◆ Problem requirements
In how many lines does the string "Будда" appear? Answer with the number only.

──────────

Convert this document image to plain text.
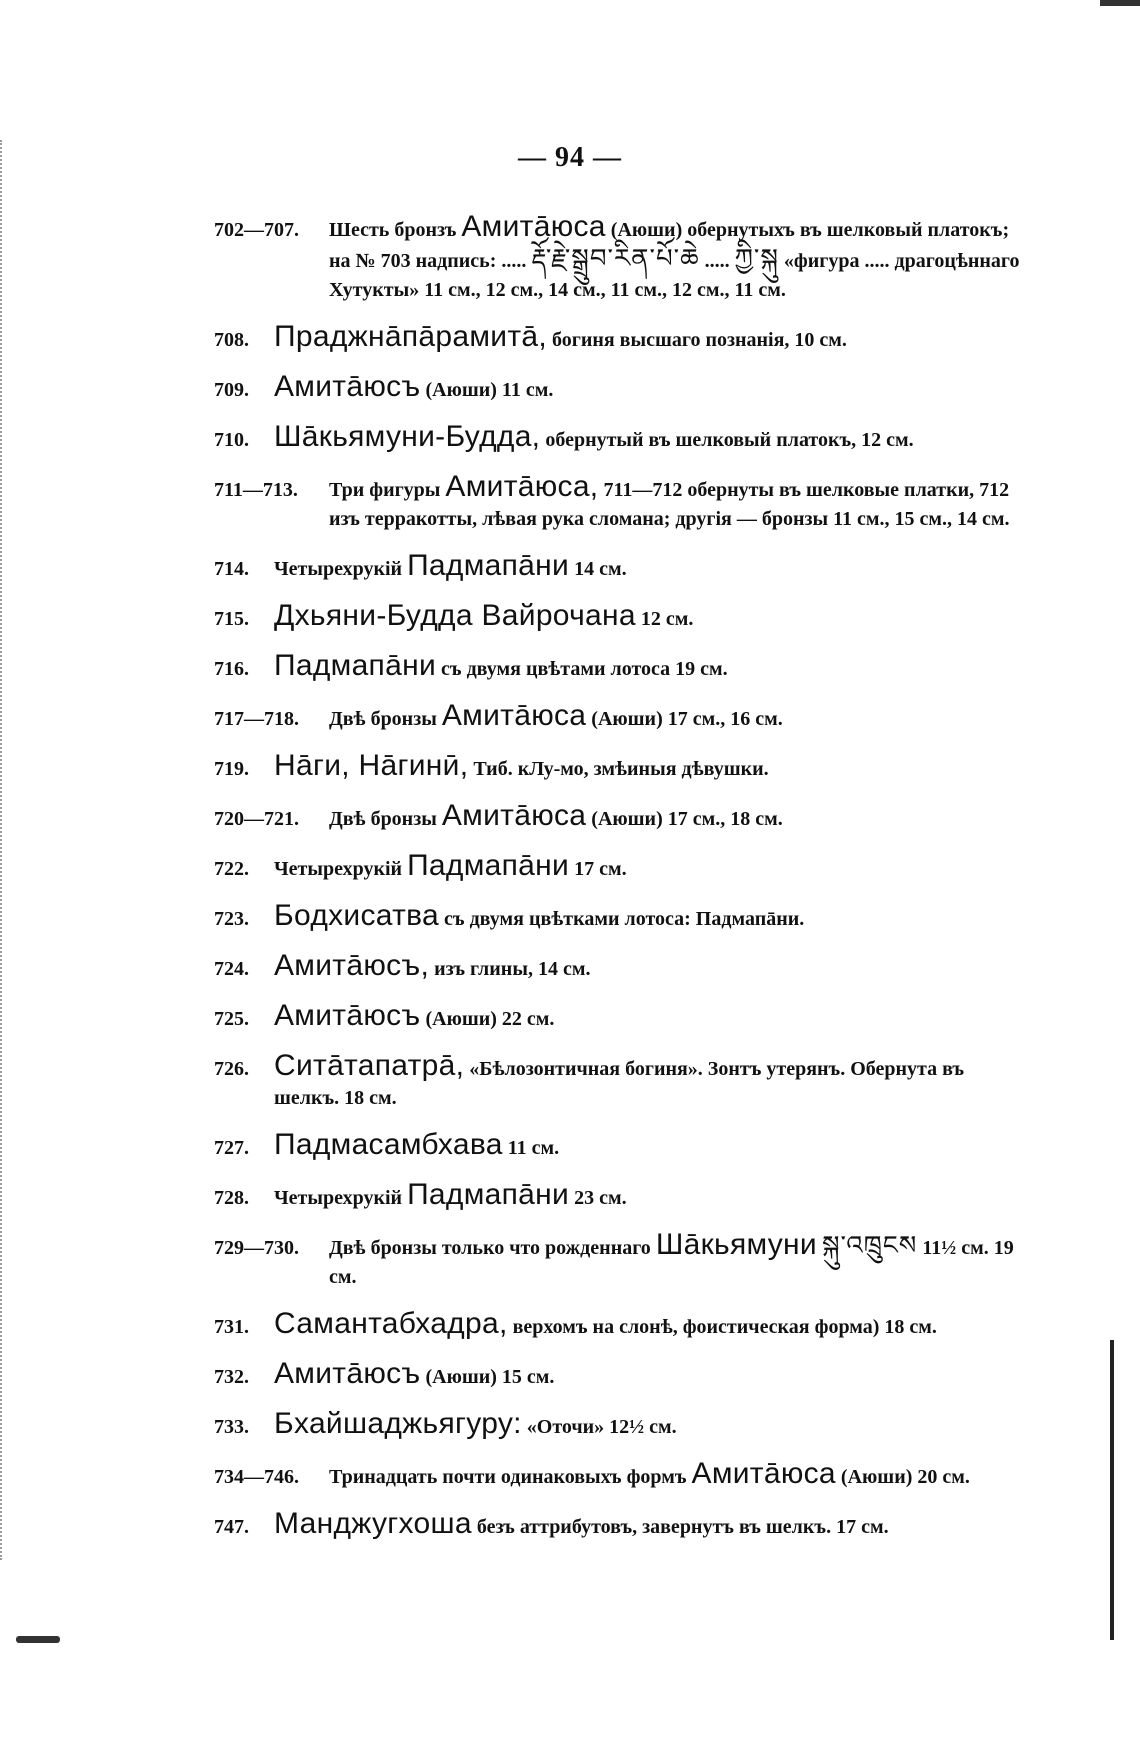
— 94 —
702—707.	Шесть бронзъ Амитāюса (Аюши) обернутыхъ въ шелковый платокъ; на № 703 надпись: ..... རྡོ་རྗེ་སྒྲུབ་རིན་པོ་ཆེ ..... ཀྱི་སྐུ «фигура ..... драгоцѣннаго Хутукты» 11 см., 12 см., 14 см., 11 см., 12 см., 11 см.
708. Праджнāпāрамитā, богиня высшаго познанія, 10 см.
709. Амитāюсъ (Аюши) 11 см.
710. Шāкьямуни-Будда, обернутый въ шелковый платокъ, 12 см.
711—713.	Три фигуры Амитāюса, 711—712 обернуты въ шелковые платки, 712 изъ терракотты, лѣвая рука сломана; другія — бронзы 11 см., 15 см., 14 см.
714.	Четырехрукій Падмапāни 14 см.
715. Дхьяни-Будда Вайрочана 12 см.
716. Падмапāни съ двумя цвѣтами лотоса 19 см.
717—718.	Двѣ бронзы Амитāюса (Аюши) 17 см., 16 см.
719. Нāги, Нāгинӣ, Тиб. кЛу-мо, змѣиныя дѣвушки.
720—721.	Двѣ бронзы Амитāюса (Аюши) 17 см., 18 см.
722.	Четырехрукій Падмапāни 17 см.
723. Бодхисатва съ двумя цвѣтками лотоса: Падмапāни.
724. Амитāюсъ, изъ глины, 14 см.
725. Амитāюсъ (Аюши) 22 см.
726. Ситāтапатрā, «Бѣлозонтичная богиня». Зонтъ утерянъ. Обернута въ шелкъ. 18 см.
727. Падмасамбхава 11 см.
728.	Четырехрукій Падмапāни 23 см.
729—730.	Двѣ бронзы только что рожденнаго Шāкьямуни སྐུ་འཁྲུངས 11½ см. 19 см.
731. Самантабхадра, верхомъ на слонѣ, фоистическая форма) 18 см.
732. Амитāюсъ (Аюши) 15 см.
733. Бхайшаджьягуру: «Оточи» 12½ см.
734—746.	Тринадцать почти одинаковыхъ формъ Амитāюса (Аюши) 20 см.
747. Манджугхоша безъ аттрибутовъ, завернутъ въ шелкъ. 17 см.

──────────

◆ Result
2